[Stored dataset items]
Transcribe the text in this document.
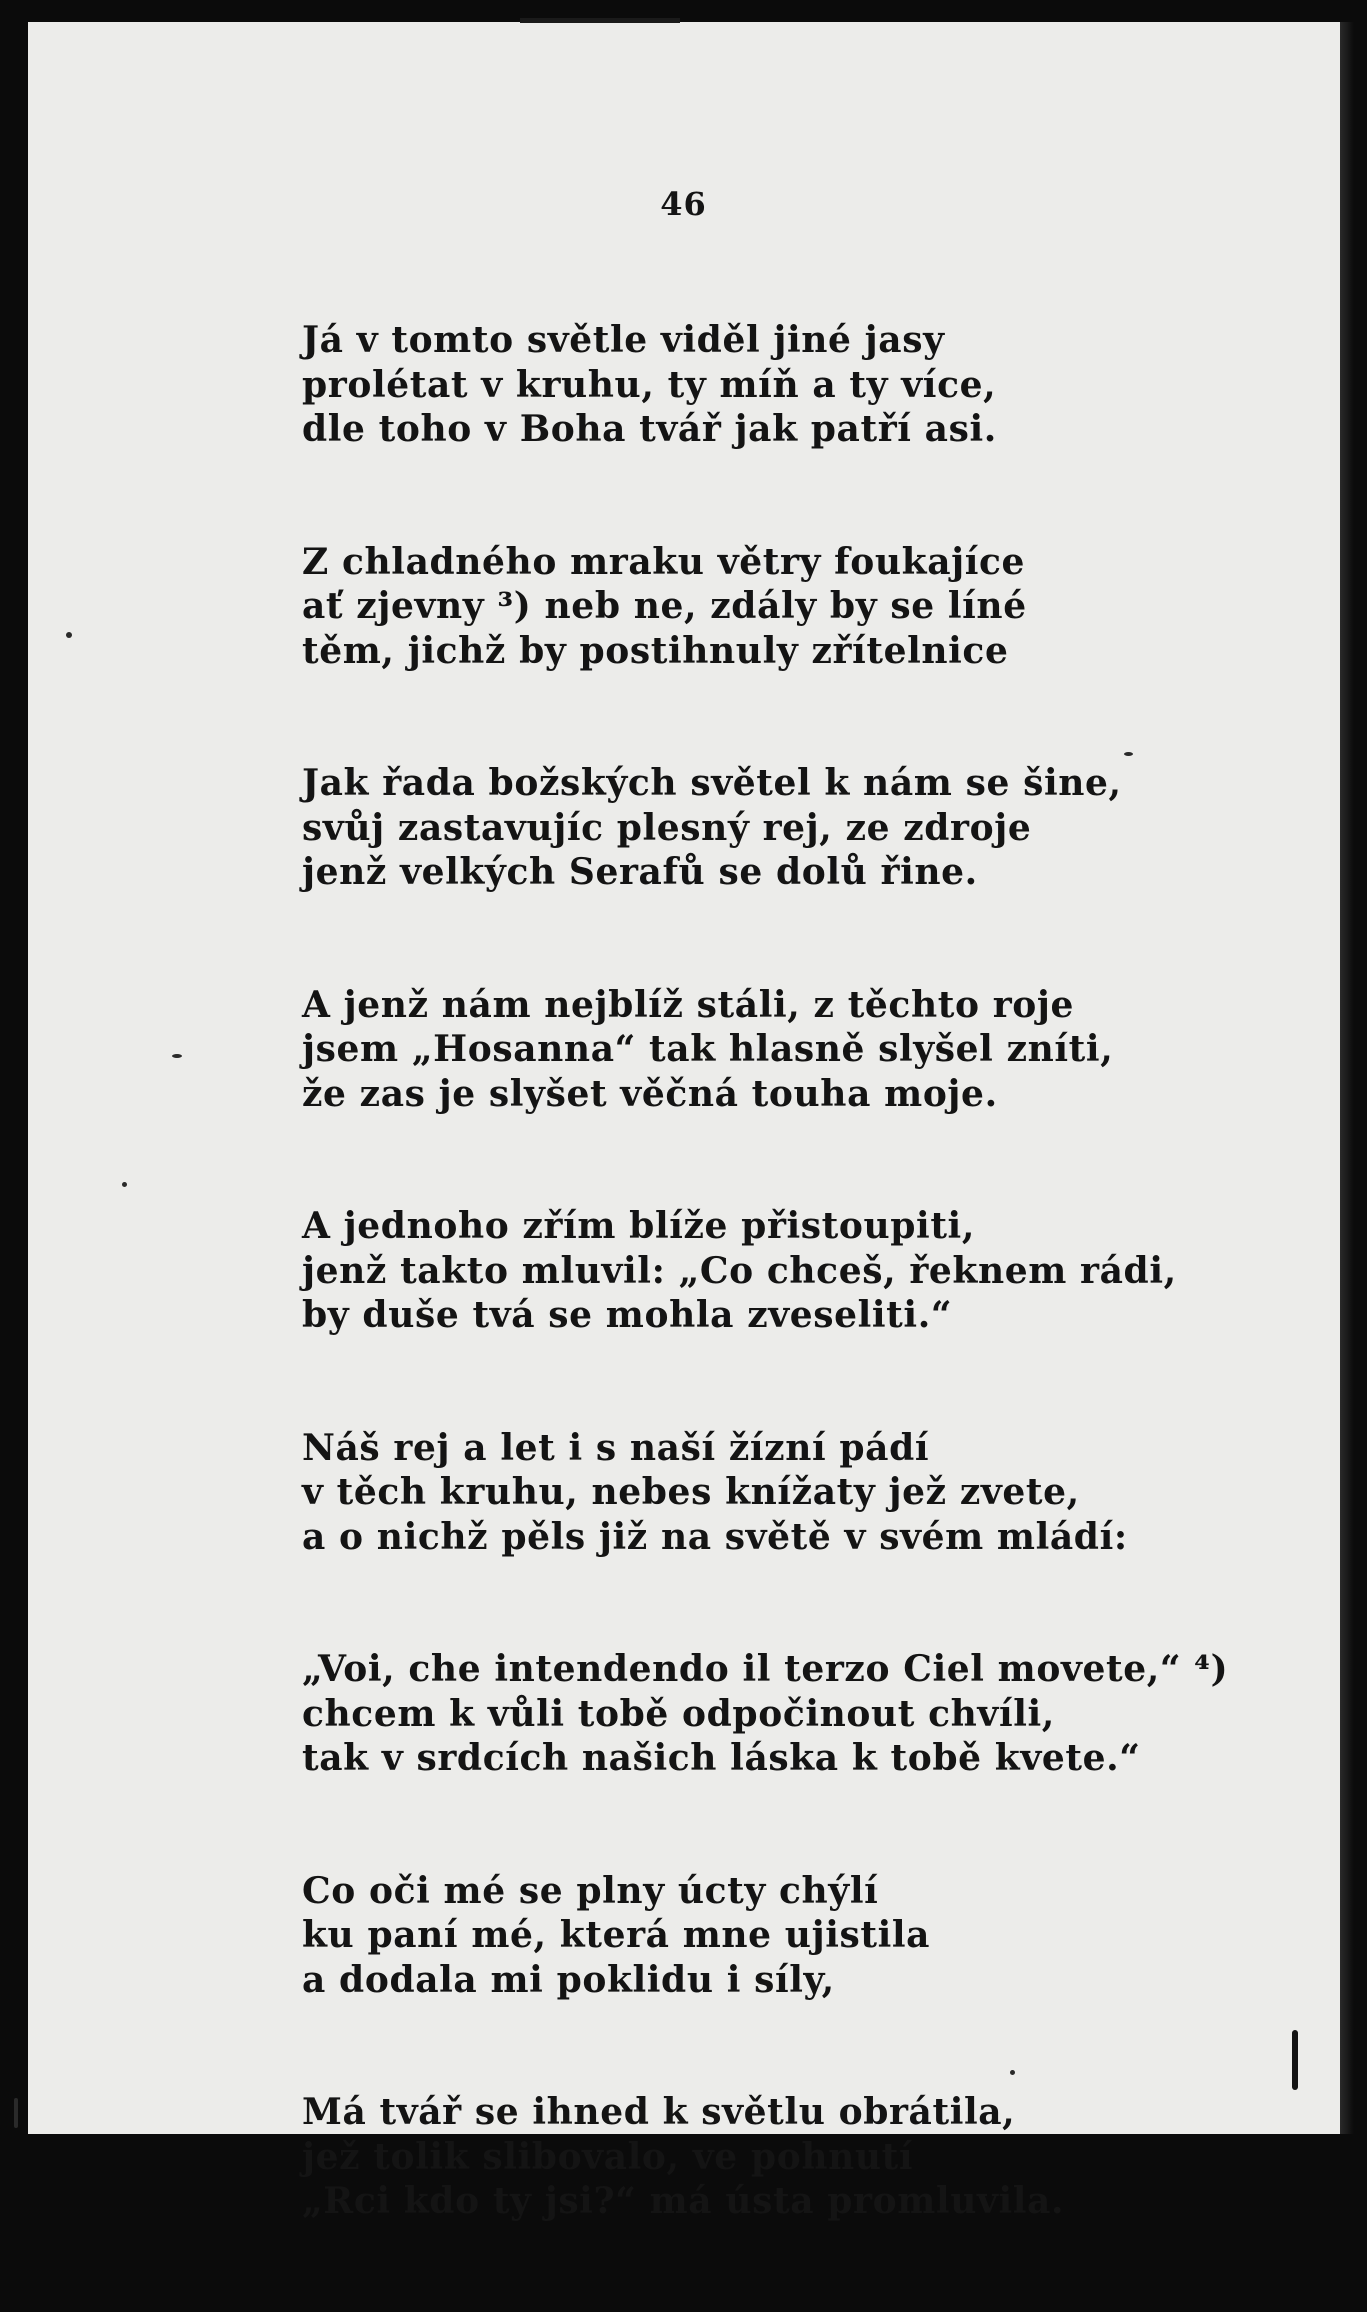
46
Já v tomto světle viděl jiné jasy
prolétat v kruhu, ty míň a ty více,
dle toho v Boha tvář jak patří asi.
Z chladného mraku větry foukajíce
ať zjevny ³) neb ne, zdály by se líné
těm, jichž by postihnuly zřítelnice
Jak řada božských světel k nám se šine,
svůj zastavujíc plesný rej, ze zdroje
jenž velkých Serafů se dolů řine.
A jenž nám nejblíž stáli, z těchto roje
jsem „Hosanna“ tak hlasně slyšel zníti,
že zas je slyšet věčná touha moje.
A jednoho zřím blíže přistoupiti,
jenž takto mluvil: „Co chceš, řeknem rádi,
by duše tvá se mohla zveseliti.“
Náš rej a let i s naší žízní pádí
v těch kruhu, nebes knížaty jež zvete,
a o nichž pěls již na světě v svém mládí:
„Voi, che intendendo il terzo Ciel movete,“ ⁴)
chcem k vůli tobě odpočinout chvíli,
tak v srdcích našich láska k tobě kvete.“
Co oči mé se plny úcty chýlí
ku paní mé, která mne ujistila
a dodala mi poklidu i síly,
Má tvář se ihned k světlu obrátila,
jež tolik slibovalo, ve pohnutí
„Rci kdo ty jsi?“ má ústa promluvila.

## Exercise requirements
Show each line of the listing that holds the string "kruhu".

## Solution below
prolétat v kruhu, ty míň a ty více,
v těch kruhu, nebes knížaty jež zvete,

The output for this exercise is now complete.